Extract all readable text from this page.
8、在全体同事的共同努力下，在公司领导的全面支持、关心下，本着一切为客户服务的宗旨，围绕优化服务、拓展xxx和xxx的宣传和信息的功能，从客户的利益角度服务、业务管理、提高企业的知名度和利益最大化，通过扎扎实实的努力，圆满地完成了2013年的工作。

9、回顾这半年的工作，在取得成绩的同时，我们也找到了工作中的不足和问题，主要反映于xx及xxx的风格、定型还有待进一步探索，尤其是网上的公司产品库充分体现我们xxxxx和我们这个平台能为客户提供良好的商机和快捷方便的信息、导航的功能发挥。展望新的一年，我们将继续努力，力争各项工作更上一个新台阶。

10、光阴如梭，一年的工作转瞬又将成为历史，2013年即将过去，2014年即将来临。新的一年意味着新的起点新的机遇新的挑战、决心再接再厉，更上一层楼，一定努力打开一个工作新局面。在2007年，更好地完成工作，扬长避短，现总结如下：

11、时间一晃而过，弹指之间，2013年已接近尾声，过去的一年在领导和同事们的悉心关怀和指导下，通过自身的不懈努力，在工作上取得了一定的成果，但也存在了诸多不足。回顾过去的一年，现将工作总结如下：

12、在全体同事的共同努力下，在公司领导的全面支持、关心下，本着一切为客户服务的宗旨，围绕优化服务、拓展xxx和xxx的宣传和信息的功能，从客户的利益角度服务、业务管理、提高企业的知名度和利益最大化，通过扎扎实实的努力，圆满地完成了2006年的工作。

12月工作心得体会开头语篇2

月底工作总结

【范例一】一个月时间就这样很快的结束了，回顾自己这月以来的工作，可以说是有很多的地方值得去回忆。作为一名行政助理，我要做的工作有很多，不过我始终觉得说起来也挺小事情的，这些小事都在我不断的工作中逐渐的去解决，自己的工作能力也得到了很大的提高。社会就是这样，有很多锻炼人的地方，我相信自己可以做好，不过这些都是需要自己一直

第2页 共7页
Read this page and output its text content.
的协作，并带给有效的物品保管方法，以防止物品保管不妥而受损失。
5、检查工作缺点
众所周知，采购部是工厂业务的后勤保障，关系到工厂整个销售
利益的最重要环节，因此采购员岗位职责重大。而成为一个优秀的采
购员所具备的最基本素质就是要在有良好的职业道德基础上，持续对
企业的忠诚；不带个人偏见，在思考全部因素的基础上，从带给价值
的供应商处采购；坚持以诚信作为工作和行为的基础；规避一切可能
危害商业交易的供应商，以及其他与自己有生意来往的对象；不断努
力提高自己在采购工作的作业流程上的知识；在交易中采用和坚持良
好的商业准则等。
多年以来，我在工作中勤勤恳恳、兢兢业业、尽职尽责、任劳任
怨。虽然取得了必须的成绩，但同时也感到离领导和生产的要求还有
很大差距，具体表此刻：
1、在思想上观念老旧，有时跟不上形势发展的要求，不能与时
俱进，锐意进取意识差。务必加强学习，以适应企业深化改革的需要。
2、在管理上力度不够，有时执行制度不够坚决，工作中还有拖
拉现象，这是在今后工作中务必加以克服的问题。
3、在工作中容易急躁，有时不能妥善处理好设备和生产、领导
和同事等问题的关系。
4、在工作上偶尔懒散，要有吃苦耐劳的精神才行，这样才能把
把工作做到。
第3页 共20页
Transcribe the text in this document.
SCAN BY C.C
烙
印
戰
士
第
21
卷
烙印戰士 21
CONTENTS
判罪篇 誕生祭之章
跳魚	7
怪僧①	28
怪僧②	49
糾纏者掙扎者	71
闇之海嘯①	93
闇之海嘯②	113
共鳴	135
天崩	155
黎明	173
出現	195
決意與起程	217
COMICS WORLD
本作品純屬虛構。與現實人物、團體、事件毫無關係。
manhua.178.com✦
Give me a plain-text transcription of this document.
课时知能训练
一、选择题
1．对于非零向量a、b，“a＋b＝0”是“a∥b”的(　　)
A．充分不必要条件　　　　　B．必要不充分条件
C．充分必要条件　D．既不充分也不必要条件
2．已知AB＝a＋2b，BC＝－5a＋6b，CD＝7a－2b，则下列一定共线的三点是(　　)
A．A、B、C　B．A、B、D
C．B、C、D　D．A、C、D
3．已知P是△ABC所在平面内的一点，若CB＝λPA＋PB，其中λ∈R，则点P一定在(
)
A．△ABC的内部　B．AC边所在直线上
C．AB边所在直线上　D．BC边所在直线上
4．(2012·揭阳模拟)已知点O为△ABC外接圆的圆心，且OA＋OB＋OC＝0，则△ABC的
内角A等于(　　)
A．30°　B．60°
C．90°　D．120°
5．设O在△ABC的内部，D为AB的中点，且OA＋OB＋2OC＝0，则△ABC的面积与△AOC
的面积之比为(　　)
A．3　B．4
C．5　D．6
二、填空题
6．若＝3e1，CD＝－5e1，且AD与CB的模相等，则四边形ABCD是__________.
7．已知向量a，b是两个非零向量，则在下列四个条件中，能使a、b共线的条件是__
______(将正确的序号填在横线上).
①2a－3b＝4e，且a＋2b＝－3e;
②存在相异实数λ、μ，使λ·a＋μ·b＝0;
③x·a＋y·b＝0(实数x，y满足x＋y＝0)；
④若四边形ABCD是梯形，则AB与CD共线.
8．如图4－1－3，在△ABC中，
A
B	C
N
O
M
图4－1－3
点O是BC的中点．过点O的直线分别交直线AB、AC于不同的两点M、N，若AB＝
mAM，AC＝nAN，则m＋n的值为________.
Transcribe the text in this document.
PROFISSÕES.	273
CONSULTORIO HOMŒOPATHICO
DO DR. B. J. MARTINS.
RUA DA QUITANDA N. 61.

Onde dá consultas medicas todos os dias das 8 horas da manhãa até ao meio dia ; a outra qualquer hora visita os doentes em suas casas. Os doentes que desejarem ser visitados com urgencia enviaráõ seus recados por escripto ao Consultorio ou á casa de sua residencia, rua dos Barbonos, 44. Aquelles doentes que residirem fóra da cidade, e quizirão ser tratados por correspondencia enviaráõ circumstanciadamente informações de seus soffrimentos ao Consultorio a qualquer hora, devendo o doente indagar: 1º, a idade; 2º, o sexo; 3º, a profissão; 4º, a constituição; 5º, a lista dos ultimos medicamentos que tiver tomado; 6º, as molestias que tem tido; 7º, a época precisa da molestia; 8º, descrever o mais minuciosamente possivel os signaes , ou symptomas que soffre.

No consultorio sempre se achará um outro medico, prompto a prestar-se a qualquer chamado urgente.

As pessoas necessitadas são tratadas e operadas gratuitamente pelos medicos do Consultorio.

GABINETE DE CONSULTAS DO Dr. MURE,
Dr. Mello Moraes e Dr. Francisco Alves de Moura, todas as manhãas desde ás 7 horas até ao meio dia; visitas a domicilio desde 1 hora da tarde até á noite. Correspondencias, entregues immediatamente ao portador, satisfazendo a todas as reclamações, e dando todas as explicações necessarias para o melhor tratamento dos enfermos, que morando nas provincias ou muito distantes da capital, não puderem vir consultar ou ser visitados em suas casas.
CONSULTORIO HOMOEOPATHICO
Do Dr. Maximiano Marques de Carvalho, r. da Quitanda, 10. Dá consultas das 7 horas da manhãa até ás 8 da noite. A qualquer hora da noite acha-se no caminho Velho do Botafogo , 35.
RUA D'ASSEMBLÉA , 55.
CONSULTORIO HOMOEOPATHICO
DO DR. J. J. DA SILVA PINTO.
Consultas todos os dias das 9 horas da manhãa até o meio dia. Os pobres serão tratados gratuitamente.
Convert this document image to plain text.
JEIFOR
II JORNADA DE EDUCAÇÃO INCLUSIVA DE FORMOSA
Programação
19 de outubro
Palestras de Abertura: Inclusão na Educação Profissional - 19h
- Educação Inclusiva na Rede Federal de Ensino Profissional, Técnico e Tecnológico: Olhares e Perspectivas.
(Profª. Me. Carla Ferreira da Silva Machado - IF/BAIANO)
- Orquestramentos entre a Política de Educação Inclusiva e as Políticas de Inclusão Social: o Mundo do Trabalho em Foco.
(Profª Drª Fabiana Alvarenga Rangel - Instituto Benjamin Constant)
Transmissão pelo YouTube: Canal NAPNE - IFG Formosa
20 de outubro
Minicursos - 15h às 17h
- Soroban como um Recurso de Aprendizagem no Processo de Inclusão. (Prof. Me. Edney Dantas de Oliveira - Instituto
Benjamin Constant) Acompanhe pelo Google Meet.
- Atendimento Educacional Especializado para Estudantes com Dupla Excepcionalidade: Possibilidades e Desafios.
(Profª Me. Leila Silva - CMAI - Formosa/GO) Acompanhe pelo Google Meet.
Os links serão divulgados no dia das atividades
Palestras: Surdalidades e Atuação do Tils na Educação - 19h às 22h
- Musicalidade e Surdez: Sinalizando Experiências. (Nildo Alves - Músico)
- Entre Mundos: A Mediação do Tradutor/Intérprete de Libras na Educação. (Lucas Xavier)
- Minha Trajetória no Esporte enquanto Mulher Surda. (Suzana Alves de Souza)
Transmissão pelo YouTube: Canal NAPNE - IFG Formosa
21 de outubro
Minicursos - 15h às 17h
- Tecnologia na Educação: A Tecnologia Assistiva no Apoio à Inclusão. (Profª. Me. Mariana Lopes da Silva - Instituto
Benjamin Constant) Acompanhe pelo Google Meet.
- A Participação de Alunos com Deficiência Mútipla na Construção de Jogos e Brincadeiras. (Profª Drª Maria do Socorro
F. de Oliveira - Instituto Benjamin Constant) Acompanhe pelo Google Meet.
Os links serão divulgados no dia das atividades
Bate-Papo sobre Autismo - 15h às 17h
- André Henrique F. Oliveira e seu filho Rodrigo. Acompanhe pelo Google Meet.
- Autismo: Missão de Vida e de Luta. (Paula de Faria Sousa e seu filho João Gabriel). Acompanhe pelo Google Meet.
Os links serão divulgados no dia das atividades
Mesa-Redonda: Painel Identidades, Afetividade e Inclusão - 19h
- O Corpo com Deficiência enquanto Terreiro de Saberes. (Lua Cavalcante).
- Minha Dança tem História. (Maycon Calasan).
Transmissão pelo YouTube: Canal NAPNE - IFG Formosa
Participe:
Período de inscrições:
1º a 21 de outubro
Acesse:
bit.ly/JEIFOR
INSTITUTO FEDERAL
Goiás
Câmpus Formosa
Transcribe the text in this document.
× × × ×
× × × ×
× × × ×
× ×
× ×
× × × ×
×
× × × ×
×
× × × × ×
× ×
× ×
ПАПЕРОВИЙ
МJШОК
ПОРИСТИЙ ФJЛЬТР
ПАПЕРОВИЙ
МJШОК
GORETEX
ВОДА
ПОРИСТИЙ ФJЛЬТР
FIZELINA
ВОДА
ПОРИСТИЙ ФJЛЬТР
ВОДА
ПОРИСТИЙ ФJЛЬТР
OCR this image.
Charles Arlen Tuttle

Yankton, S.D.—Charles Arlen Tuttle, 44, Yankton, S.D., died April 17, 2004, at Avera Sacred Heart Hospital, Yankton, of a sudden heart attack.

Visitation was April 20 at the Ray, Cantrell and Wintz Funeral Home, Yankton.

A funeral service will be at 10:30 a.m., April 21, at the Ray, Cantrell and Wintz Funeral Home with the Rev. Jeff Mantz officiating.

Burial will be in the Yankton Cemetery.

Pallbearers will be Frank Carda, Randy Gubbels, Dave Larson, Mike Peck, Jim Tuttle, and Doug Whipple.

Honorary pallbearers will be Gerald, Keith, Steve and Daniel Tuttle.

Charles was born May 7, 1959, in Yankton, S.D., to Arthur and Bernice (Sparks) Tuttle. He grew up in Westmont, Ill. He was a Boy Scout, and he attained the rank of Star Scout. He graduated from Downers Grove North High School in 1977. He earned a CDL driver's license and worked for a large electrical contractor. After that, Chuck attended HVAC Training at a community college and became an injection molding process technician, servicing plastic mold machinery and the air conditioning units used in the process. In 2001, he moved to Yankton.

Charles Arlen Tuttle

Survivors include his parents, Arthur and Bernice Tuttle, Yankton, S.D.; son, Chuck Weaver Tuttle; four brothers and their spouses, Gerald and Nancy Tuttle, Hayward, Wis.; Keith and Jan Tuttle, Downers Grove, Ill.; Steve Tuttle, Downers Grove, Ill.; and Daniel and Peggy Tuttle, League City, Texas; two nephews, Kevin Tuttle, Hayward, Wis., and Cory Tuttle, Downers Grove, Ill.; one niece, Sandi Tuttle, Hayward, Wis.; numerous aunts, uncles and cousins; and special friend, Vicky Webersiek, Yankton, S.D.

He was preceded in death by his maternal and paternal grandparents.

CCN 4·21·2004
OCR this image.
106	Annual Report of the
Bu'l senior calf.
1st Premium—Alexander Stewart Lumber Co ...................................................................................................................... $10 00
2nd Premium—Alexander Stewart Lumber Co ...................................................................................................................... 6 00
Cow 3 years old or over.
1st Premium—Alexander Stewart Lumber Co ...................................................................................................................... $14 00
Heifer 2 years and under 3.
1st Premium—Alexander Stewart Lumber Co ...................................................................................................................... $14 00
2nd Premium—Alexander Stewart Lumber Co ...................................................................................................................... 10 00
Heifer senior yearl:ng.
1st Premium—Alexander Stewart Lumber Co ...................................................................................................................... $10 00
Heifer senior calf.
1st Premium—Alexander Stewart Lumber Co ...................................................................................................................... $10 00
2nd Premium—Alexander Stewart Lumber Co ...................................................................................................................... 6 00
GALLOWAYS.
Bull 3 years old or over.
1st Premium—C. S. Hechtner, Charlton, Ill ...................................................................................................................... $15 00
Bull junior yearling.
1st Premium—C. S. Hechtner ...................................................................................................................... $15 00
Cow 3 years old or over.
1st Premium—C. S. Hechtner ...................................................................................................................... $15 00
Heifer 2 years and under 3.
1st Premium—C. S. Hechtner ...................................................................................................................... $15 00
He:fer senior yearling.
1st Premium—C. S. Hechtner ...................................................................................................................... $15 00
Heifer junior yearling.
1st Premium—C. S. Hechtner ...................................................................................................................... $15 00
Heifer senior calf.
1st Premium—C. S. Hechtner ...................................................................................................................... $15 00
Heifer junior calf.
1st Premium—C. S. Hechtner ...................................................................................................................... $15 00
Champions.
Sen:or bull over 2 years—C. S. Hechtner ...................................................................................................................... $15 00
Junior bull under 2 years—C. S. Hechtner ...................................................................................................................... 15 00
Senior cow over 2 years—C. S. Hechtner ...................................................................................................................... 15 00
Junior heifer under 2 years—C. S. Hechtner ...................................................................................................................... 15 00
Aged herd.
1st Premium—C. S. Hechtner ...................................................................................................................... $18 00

* * * * * * *

> WHAT IS BEING ASKED
Count how many lines of the data include the word "Cantrell". Your reply should be that number alone.

> RESPONSE TO THE EXERCISE
2